▶ **TEXT SECTION**:
--- begin ---

It’s odd that the file is open – I do know that the scanner will often descend into ignored directories when the exclude pattern contains a glob at the end (that is, it will descend into a directory called “footage” even though you and I can reason that it shouldn’t back up anything within, but restic isn’t that smart and crawls everything, testing each against the exclude patterns).

However, I don’t know why restic would open this file.

On repeated runs of lsof, does the same file show as open?

Thank you for the quick response cdhowie, it’s much appreciated.

Repeated runs of lsof do show that the file is still open (it’s one of several largeish files that are open by restic). The files are rather large (27G for that one in question), and iftop is showing network access hovering around 10MB/s in both directions [which i’m interpreting as reads from the NFS mount vs upstream uploads to B2]. CPU usage is trivial.

Do you know how big the repository is? Has it grown much past the 8.3GB you expected to be added?

Good question – i’m unable to determine that at the moment as this is the initial write for this project. Once the process completes, I will get an email report with the amount of data that’s added to the bucket.

Currently we write all the data created ‘this year’ into a yearly bucket, so we expect to end up with nightly snapshots for all projects in the ‘2019 bucket’ – i’m not certain whether this is a best practice either, tbh.

You should be able to check with rclone size or using the B2 web console.

please bear with me – i’m a bit of a restic noob.

When I query restic for the snapshots using restic snapshots -r b2:my_bucket2019, I do not yet see an entry for the current project as it’s still running. I have no target at which to point rclone size to at this stage – unless i’m misunderstanding.

Sure you do – the B2 bucket along with the prefix of the repository (if there is a prefix). There isn’t a final snapshot yet, but restic has presumably been pushing data continuously, and that data exists as data packs in B2. (This works regardless of the backend. For example, when backing up to a local directory, you can run du against that directory even while a backup is running.)

--- end ---

▶ **REQUIRED TASKS**:
a: Set down the passage of the restic backup discussion exactly, starting with "Currently we write" and going on through "B2 web console.".
b: Supply the next part of the restic backup discussion, beginning after its final sentence.

▶ **DATA ENTRIES**:

--- begin ---

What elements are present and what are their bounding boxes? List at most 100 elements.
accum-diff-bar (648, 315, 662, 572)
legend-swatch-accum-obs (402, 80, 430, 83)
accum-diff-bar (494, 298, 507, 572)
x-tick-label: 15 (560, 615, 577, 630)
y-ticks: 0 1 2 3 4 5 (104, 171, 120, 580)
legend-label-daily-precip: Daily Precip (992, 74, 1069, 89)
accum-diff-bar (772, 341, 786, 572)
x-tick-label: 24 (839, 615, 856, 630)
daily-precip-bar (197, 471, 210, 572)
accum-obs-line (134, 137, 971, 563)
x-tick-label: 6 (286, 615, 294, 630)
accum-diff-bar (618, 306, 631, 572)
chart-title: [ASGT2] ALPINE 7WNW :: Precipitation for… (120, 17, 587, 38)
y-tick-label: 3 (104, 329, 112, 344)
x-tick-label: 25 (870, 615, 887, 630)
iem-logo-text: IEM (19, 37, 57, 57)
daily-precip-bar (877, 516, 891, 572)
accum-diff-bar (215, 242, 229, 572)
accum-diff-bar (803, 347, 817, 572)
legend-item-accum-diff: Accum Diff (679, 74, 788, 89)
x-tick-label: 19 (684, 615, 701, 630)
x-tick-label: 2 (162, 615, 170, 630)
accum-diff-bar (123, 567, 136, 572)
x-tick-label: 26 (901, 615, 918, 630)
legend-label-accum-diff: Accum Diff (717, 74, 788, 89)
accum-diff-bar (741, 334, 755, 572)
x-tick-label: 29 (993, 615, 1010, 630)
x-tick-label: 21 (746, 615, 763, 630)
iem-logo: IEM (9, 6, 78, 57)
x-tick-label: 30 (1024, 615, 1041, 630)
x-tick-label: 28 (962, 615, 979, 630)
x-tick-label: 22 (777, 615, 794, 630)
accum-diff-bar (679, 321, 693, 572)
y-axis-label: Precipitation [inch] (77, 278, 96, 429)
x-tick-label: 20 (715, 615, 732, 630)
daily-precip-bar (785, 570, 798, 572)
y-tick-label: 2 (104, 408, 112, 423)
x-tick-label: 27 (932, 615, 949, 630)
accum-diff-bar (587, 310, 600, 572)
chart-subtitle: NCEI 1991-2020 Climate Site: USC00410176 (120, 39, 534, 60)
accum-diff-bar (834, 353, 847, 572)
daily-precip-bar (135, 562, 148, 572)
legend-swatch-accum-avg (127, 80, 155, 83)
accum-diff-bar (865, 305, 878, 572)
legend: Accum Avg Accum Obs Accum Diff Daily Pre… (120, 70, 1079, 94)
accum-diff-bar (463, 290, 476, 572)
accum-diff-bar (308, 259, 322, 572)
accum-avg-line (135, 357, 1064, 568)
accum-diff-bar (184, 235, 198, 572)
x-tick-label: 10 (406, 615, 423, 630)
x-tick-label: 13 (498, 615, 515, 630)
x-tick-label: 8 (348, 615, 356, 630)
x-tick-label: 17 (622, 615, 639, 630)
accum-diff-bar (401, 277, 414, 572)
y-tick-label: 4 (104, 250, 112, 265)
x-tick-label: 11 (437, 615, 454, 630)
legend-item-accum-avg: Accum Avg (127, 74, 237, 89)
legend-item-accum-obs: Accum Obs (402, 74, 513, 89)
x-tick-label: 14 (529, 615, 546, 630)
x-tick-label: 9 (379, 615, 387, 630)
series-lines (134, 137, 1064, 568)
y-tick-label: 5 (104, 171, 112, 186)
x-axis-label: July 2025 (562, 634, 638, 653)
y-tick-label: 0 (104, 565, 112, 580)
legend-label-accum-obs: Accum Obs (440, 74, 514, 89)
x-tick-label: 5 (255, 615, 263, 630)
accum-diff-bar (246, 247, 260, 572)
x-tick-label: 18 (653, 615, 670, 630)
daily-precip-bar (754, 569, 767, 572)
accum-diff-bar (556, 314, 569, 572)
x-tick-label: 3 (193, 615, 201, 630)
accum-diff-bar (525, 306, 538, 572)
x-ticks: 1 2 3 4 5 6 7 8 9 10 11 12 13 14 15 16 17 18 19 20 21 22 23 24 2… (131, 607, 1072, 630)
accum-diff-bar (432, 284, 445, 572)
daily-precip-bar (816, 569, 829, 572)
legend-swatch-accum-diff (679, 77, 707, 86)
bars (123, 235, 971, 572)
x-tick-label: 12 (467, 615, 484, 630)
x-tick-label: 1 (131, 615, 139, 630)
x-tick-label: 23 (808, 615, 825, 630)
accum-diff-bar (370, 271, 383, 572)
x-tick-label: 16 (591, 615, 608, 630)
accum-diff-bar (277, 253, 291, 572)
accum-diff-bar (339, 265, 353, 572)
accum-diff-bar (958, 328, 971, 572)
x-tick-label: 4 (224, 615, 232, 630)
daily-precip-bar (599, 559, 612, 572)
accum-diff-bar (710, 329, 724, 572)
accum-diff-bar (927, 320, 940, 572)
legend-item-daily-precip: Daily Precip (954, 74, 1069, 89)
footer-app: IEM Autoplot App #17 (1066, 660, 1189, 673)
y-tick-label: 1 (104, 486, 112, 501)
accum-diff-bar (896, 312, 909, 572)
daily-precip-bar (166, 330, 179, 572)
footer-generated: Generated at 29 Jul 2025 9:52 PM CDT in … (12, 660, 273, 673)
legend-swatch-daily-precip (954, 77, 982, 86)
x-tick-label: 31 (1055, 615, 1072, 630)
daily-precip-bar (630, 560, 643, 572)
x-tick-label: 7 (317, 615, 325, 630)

--- end ---

▶ **RESULTS BY TASK**:
a:
Currently we write all the data created ‘this year’ into a yearly bucket, so we expect to end up with nightly snapshots for all projects in the ‘2019 bucket’ – i’m not certain whether this is a best practice either, tbh.

You should be able to check with rclone size or using the B2 web console.

b:
Note that each snapshot is not a single file; it’s potentially thousands of individual ~4-8MB “pack” files. Restic will assemble a pack locally and once it gets close to 8MB, restic pushes it to the backend storage and starts working on the next pack.

The packs can additionally be shared between multiple snapshots (this is how the deduplication mechanism works).

Apologies for the reply spaghetti, and the deleted posts. I suspect I know where things went sideways in relation to being able to debug this.

Instead of creating a repo per project, I naively created a single repo at the root level of the bucket, into which i’m dumping all the projects. This may or may not come back to haunt me [gut check, I feel that it will] – this likely means that I wouldn’t be able to determine the data footprint of the packs transferred so far. I will likely need to reorganize this at some point.

[edit: with this new info I’ve decided to go back and adjust the back up script to first attempt to create a project-specific repo in the bucket – I’ve created new buckets for this purpose, so in theory once my new upload has completed (of all the projects, ugh!), I should be able to simply delete the old buckets. It feels better organized – @cdhowie thank you for the tip.]

Having said that, is there anything else worth considering with regards to why these (large?) files are being looked at by restic? Is it safe to assume that this is a likely cause of the slowdown?

[post-post edit: this experiment definitely highlighted the fact that there is something amiss. The first project being archived shows as follows:

[gene@tws09 cmn]$ du -sh *
74M deliverables
58M edit
127G footage
68K onset
68K supers

(expecting about 132MB of data to be written)

and now that i’m able to see the individual project repos with the web interface, the upload is reporting 35GB uploaded to b2 thus far.]

I think if you pass -v to the backup command, it will give you a list of the files it’s uploading. You can use this to troubleshoot your exclude patterns. (Maybe try backing up to a local filesystem repository to test, until you have the patterns working the way you want.)

I set up a not-dissimilar configuration with all but one small directory excluded and I then removed the exclusions progressively as I was ready for additional chunks of data to backup.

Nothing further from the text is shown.